All records below must be retyped exactly.

◇ ◇ ◇ ◇

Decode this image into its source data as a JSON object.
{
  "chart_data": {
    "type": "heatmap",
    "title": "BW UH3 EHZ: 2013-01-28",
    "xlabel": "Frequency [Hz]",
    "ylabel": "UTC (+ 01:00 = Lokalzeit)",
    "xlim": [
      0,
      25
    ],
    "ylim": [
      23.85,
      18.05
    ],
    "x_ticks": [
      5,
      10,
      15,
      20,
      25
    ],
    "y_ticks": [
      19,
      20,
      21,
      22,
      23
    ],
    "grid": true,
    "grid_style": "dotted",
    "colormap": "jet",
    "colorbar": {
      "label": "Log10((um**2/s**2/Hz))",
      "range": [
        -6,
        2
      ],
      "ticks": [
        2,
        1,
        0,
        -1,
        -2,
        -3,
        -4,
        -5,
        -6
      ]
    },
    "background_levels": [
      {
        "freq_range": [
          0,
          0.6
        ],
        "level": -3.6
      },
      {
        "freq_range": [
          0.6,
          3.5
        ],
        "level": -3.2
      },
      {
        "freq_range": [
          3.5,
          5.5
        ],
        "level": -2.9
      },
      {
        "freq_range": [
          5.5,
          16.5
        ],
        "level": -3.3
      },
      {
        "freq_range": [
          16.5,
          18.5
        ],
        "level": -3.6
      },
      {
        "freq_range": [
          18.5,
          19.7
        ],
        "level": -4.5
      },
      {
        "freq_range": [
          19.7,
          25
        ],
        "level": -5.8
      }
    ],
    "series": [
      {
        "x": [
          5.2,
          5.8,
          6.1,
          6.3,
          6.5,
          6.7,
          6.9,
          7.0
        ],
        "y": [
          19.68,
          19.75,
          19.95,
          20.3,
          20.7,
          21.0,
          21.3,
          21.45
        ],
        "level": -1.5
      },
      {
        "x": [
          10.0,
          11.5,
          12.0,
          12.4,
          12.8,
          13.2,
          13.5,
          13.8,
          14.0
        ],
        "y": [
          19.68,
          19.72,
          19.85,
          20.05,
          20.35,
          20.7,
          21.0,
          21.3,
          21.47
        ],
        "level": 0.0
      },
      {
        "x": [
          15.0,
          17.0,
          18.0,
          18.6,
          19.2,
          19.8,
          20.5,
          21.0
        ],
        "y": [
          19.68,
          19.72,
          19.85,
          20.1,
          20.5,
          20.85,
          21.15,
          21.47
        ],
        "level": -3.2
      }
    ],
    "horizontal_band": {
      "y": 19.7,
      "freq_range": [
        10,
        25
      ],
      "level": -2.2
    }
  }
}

◇ ◇ ◇ ◇

■ **Solution to this task**:
Decode this image into its source data as a JSON object.
{
  "chart_data": {
    "type": "heatmap",
    "title": "BW UH3 EHZ: 2013-01-28",
    "xlabel": "Frequency [Hz]",
    "ylabel": "UTC (+ 01:00 = Lokalzeit)",
    "xlim": [
      0,
      25
    ],
    "ylim": [
      23.85,
      18.05
    ],
    "x_ticks": [
      5,
      10,
      15,
      20,
      25
    ],
    "y_ticks": [
      19,
      20,
      21,
      22,
      23
    ],
    "grid": true,
    "grid_style": "dotted",
    "colormap": "jet",
    "colorbar": {
      "label": "Log10((um**2/s**2/Hz))",
      "range": [
        -6,
        2
      ],
      "ticks": [
        2,
        1,
        0,
        -1,
        -2,
        -3,
        -4,
        -5,
        -6
      ]
    },
    "background_levels": [
      {
        "freq_range": [
          0,
          0.6
        ],
        "level": -3.6
      },
      {
        "freq_range": [
          0.6,
          3.5
        ],
        "level": -3.2
      },
      {
        "freq_range": [
          3.5,
          5.5
        ],
        "level": -2.9
      },
      {
        "freq_range": [
          5.5,
          16.5
        ],
        "level": -3.3
      },
      {
        "freq_range": [
          16.5,
          18.5
        ],
        "level": -3.6
      },
      {
        "freq_range": [
          18.5,
          19.7
        ],
        "level": -4.5
      },
      {
        "freq_range": [
          19.7,
          25
        ],
        "level": -5.8
      }
    ],
    "series": [
      {
        "x": [
          5.2,
          5.8,
          6.1,
          6.3,
          6.5,
          6.7,
          6.9,
          7.0
        ],
        "y": [
          19.68,
          19.75,
          19.95,
          20.3,
          20.7,
          21.0,
          21.3,
          21.45
        ],
        "level": -1.5
      },
      {
        "x": [
          10.0,
          11.5,
          12.0,
          12.4,
          12.8,
          13.2,
          13.5,
          13.8,
          14.0
        ],
        "y": [
          19.68,
          19.72,
          19.85,
          20.05,
          20.35,
          20.7,
          21.0,
          21.3,
          21.47
        ],
        "level": 0.0
      },
      {
        "x": [
          15.0,
          17.0,
          18.0,
          18.6,
          19.2,
          19.8,
          20.5,
          21.0
        ],
        "y": [
          19.68,
          19.72,
          19.85,
          20.1,
          20.5,
          20.85,
          21.15,
          21.47
        ],
        "level": -3.2
      }
    ],
    "horizontal_band": {
      "y": 19.7,
      "freq_range": [
        10,
        25
      ],
      "level": -2.2
    }
  }
}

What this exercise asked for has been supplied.